(STATED PROBLEM): Verbatim output of all the material below is required.

-=-=-

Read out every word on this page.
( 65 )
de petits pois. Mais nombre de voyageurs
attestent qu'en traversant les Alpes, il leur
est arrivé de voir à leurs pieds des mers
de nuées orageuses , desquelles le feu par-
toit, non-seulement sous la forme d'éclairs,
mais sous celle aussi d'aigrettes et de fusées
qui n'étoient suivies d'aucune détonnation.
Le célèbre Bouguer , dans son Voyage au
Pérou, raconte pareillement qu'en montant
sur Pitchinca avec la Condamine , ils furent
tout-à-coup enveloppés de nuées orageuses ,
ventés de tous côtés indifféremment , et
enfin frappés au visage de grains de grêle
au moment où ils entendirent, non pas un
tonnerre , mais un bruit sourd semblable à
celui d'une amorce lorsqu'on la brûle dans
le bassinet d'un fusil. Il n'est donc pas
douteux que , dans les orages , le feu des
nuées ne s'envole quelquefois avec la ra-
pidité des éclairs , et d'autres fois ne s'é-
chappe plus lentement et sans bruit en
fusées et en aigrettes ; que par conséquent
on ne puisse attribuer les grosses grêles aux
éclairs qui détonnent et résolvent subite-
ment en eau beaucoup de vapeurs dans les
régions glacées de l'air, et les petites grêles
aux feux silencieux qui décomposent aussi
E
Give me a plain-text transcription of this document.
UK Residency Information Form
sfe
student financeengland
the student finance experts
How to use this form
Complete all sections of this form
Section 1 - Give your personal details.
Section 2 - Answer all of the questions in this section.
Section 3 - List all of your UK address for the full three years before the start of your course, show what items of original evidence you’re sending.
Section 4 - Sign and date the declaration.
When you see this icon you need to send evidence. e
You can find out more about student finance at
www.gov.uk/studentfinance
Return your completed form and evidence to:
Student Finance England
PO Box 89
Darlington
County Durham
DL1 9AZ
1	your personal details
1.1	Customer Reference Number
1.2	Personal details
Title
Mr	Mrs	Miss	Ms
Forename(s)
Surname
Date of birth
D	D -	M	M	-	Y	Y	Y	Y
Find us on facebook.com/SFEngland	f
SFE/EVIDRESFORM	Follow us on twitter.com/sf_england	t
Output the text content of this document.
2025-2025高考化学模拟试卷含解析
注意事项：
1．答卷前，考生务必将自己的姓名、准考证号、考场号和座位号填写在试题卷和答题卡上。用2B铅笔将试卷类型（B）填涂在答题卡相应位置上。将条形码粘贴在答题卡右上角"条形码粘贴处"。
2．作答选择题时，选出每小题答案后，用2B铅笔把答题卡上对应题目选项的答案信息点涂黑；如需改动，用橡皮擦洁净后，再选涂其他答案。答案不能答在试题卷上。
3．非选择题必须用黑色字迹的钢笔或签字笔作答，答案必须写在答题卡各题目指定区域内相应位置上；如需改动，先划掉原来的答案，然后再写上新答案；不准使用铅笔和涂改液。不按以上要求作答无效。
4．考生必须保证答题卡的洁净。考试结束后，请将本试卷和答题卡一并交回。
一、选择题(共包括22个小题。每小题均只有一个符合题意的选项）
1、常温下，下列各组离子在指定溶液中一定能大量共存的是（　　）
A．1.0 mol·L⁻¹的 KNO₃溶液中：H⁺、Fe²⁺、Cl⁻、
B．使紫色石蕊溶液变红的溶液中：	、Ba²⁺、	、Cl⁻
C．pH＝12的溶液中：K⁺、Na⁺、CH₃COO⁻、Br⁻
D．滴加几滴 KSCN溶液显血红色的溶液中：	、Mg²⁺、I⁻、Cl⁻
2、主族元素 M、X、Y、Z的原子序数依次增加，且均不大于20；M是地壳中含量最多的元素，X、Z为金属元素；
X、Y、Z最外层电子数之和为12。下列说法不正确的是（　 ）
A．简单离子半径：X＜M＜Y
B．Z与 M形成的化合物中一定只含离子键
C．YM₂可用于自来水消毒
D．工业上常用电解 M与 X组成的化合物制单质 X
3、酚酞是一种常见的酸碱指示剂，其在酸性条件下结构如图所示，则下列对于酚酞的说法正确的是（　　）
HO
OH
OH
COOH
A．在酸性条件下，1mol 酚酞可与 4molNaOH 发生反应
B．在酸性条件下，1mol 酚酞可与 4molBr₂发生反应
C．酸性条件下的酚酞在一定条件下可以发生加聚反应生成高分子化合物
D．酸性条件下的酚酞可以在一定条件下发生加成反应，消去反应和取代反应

-=-=-

(CORRECT OUTPUT):
Read out every word on this page.
( 65 )
de petits pois. Mais nombre de voyageurs
attestent qu'en traversant les Alpes, il leur
est arrivé de voir à leurs pieds des mers
de nuées orageuses , desquelles le feu par-
toit, non-seulement sous la forme d'éclairs,
mais sous celle aussi d'aigrettes et de fusées
qui n'étoient suivies d'aucune détonnation.
Le célèbre Bouguer , dans son Voyage au
Pérou, raconte pareillement qu'en montant
sur Pitchinca avec la Condamine , ils furent
tout-à-coup enveloppés de nuées orageuses ,
ventés de tous côtés indifféremment , et
enfin frappés au visage de grains de grêle
au moment où ils entendirent, non pas un
tonnerre , mais un bruit sourd semblable à
celui d'une amorce lorsqu'on la brûle dans
le bassinet d'un fusil. Il n'est donc pas
douteux que , dans les orages , le feu des
nuées ne s'envole quelquefois avec la ra-
pidité des éclairs , et d'autres fois ne s'é-
chappe plus lentement et sans bruit en
fusées et en aigrettes ; que par conséquent
on ne puisse attribuer les grosses grêles aux
éclairs qui détonnent et résolvent subite-
ment en eau beaucoup de vapeurs dans les
régions glacées de l'air, et les petites grêles
aux feux silencieux qui décomposent aussi
E
Give me a plain-text transcription of this document.
UK Residency Information Form
sfe
student financeengland
the student finance experts
How to use this form
Complete all sections of this form
Section 1 - Give your personal details.
Section 2 - Answer all of the questions in this section.
Section 3 - List all of your UK address for the full three years before the start of your course, show what items of original evidence you’re sending.
Section 4 - Sign and date the declaration.
When you see this icon you need to send evidence. e
You can find out more about student finance at
www.gov.uk/studentfinance
Return your completed form and evidence to:
Student Finance England
PO Box 89
Darlington
County Durham
DL1 9AZ
1	your personal details
1.1	Customer Reference Number
1.2	Personal details
Title
Mr	Mrs	Miss	Ms
Forename(s)
Surname
Date of birth
D	D -	M	M	-	Y	Y	Y	Y
Find us on facebook.com/SFEngland	f
SFE/EVIDRESFORM	Follow us on twitter.com/sf_england	t
Output the text content of this document.
2025-2025高考化学模拟试卷含解析
注意事项：
1．答卷前，考生务必将自己的姓名、准考证号、考场号和座位号填写在试题卷和答题卡上。用2B铅笔将试卷类型（B）填涂在答题卡相应位置上。将条形码粘贴在答题卡右上角"条形码粘贴处"。
2．作答选择题时，选出每小题答案后，用2B铅笔把答题卡上对应题目选项的答案信息点涂黑；如需改动，用橡皮擦洁净后，再选涂其他答案。答案不能答在试题卷上。
3．非选择题必须用黑色字迹的钢笔或签字笔作答，答案必须写在答题卡各题目指定区域内相应位置上；如需改动，先划掉原来的答案，然后再写上新答案；不准使用铅笔和涂改液。不按以上要求作答无效。
4．考生必须保证答题卡的洁净。考试结束后，请将本试卷和答题卡一并交回。
一、选择题(共包括22个小题。每小题均只有一个符合题意的选项）
1、常温下，下列各组离子在指定溶液中一定能大量共存的是（　　）
A．1.0 mol·L⁻¹的 KNO₃溶液中：H⁺、Fe²⁺、Cl⁻、
B．使紫色石蕊溶液变红的溶液中：	、Ba²⁺、	、Cl⁻
C．pH＝12的溶液中：K⁺、Na⁺、CH₃COO⁻、Br⁻
D．滴加几滴 KSCN溶液显血红色的溶液中：	、Mg²⁺、I⁻、Cl⁻
2、主族元素 M、X、Y、Z的原子序数依次增加，且均不大于20；M是地壳中含量最多的元素，X、Z为金属元素；
X、Y、Z最外层电子数之和为12。下列说法不正确的是（　 ）
A．简单离子半径：X＜M＜Y
B．Z与 M形成的化合物中一定只含离子键
C．YM₂可用于自来水消毒
D．工业上常用电解 M与 X组成的化合物制单质 X
3、酚酞是一种常见的酸碱指示剂，其在酸性条件下结构如图所示，则下列对于酚酞的说法正确的是（　　）
HO
OH
OH
COOH
A．在酸性条件下，1mol 酚酞可与 4molNaOH 发生反应
B．在酸性条件下，1mol 酚酞可与 4molBr₂发生反应
C．酸性条件下的酚酞在一定条件下可以发生加聚反应生成高分子化合物
D．酸性条件下的酚酞可以在一定条件下发生加成反应，消去反应和取代反应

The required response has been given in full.